- GIVEN RECORDS:

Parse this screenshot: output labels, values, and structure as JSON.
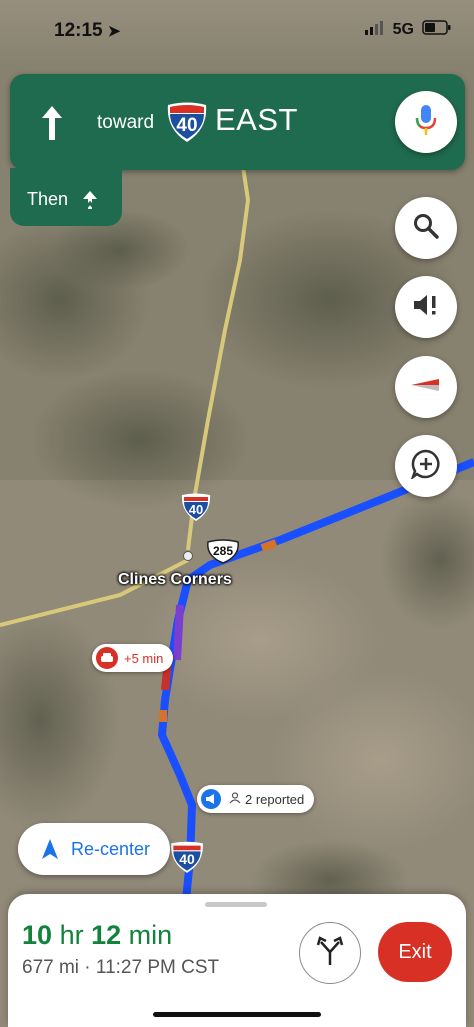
{
  "status_bar": {
    "time": "12:15",
    "network": "5G",
    "location_arrow_icon": "location-arrow-icon"
  },
  "nav": {
    "direction_icon": "straight-arrow-icon",
    "toward": "toward",
    "shield_number": "40",
    "direction": "EAST",
    "then": "Then",
    "then_icon": "merge-arrow-icon"
  },
  "map": {
    "place_label": "Clines Corners",
    "shield_40_a": "40",
    "shield_285": "285",
    "shield_40_b": "40",
    "delay_label": "+5 min",
    "report_label": "2 reported"
  },
  "buttons": {
    "recenter": "Re-center",
    "exit": "Exit"
  },
  "trip": {
    "hours": "10",
    "hr_unit": "hr",
    "minutes": "12",
    "min_unit": "min",
    "distance_eta": "677 mi · 11:27 PM CST"
  },
  "colors": {
    "nav_green": "#1f6b4f",
    "route_blue": "#1a4fff",
    "exit_red": "#d93025",
    "eta_green": "#13833c"
  }
}
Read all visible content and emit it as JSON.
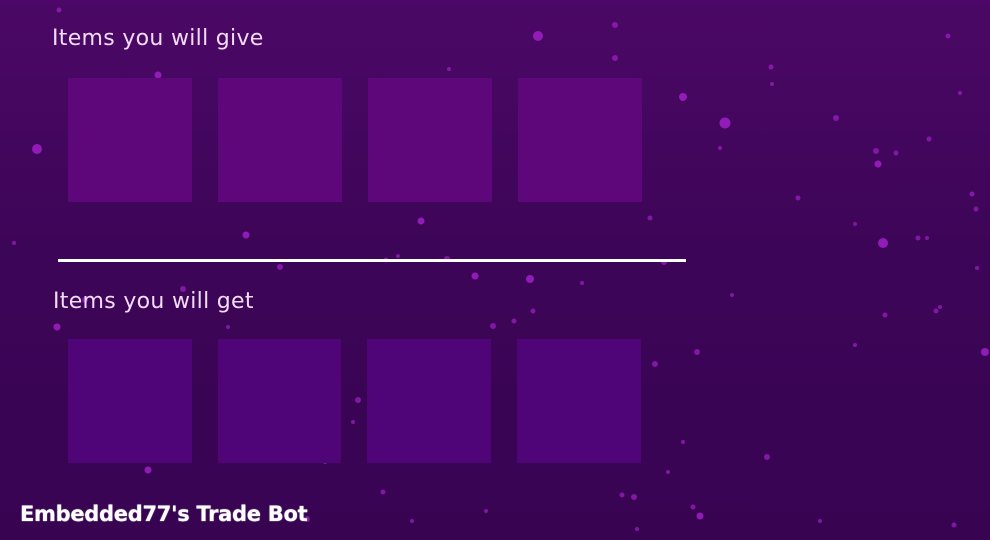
{
  "give_section": {
    "title": "Items you will give",
    "slots": [
      "",
      "",
      "",
      ""
    ]
  },
  "get_section": {
    "title": "Items you will get",
    "slots": [
      "",
      "",
      "",
      ""
    ]
  },
  "footer": {
    "brand": "Embedded77's Trade Bot"
  },
  "colors": {
    "background_top": "#4b0866",
    "background_bottom": "#380452",
    "give_slot": "#5d077a",
    "get_slot": "#4f0577",
    "particle": "#a020c8",
    "divider": "#ffffff",
    "title_text": "#f2dcf5"
  }
}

- SET TASK: Locate the word "arrow" in the records and collect each line it appears in.

- REPLY TO THE EXERCISE:
    "location_arrow_icon": "location-arrow-icon"
    "direction_icon": "straight-arrow-icon",
    "then_icon": "merge-arrow-icon"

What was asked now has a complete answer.